Reproduce verbatim the lines of the records that begin with the line containing "contributor-name: Michael Walzer" and end with the line containing "publisher-series: PAIDÓS Estado", including both of those lines.

**Material shown:**
________________________
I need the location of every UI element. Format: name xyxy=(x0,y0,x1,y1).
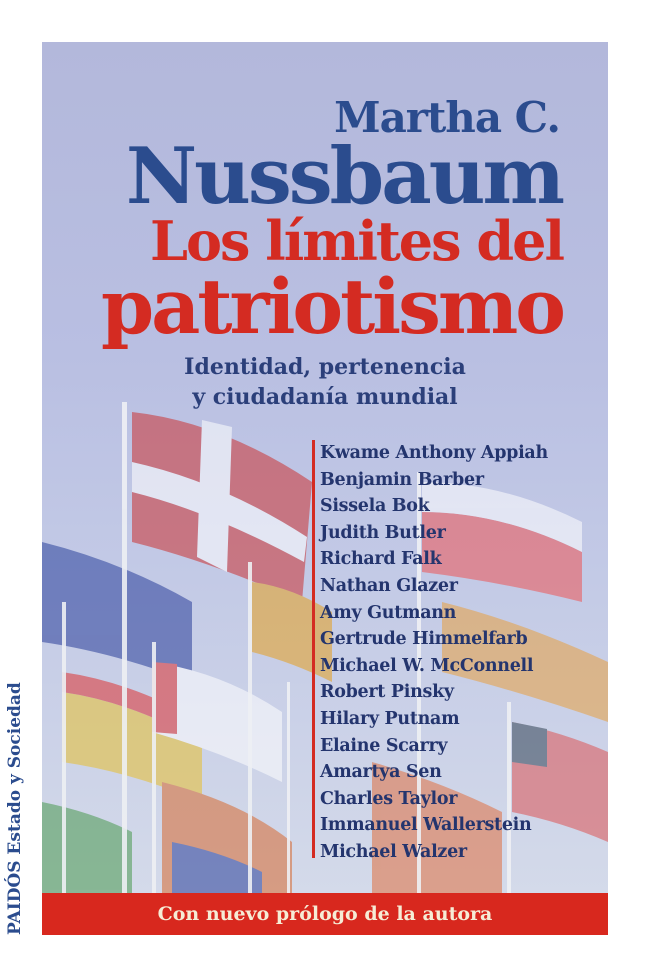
contributor-name: Michael Walzer xyxy=(320,841,467,862)
contributor-name: Immanuel Wallerstein xyxy=(320,815,532,836)
title-line-1: Los límites del xyxy=(150,209,565,273)
contributor-name: Amartya Sen xyxy=(320,762,442,783)
flag-spain xyxy=(62,692,202,802)
subtitle-line-2: y ciudadanía mundial xyxy=(192,384,458,410)
contributor-name: Judith Butler xyxy=(320,522,446,543)
contributor-name: Gertrude Himmelfarb xyxy=(320,629,528,650)
contributor-name: Elaine Scarry xyxy=(320,735,448,756)
contributor-name: Charles Taylor xyxy=(320,788,458,809)
red-vertical-rule xyxy=(312,440,315,858)
contributor-name: Robert Pinsky xyxy=(320,682,454,703)
publisher-series: PAIDÓS Estado y Sociedad xyxy=(5,682,25,935)
contributor-name: Michael W. McConnell xyxy=(320,655,534,676)
bottom-banner: Con nuevo prólogo de la autora xyxy=(42,893,608,935)
contributor-name: Benjamin Barber xyxy=(320,469,484,490)
author-last-name: Nussbaum xyxy=(125,131,565,222)
contributor-name: Richard Falk xyxy=(320,549,442,570)
book-cover: Martha C. Nussbaum Los límites del patri… xyxy=(42,42,608,935)
contributor-name: Hilary Putnam xyxy=(320,708,460,729)
flag-green xyxy=(42,802,132,893)
contributor-name: Sissela Bok xyxy=(320,496,430,517)
contributor-name: Nathan Glazer xyxy=(320,575,458,596)
contributors-list: Kwame Anthony Appiah Benjamin Barber Sisse… xyxy=(320,440,548,866)
subtitle: Identidad, pertenencia y ciudadanía mund… xyxy=(42,352,608,412)
author-first-name: Martha C. xyxy=(334,93,561,142)
flagpole xyxy=(122,402,127,893)
title-line-2: patriotismo xyxy=(101,262,566,351)
contributor-name: Kwame Anthony Appiah xyxy=(320,443,548,463)
flag-blue xyxy=(172,842,262,893)
subtitle-line-1: Identidad, pertenencia xyxy=(184,354,466,380)
contributor-name: Amy Gutmann xyxy=(320,602,457,623)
________________________
**Solved exercise:**
contributor-name: Michael Walzer xyxy=(320,841,467,862)
contributor-name: Immanuel Wallerstein xyxy=(320,815,532,836)
title-line-1: Los límites del xyxy=(150,209,565,273)
contributor-name: Amartya Sen xyxy=(320,762,442,783)
flag-spain xyxy=(62,692,202,802)
subtitle-line-2: y ciudadanía mundial xyxy=(192,384,458,410)
contributor-name: Judith Butler xyxy=(320,522,446,543)
contributor-name: Gertrude Himmelfarb xyxy=(320,629,528,650)
contributor-name: Elaine Scarry xyxy=(320,735,448,756)
contributor-name: Charles Taylor xyxy=(320,788,458,809)
red-vertical-rule xyxy=(312,440,315,858)
contributor-name: Robert Pinsky xyxy=(320,682,454,703)
publisher-series: PAIDÓS Estado y Sociedad xyxy=(5,682,25,935)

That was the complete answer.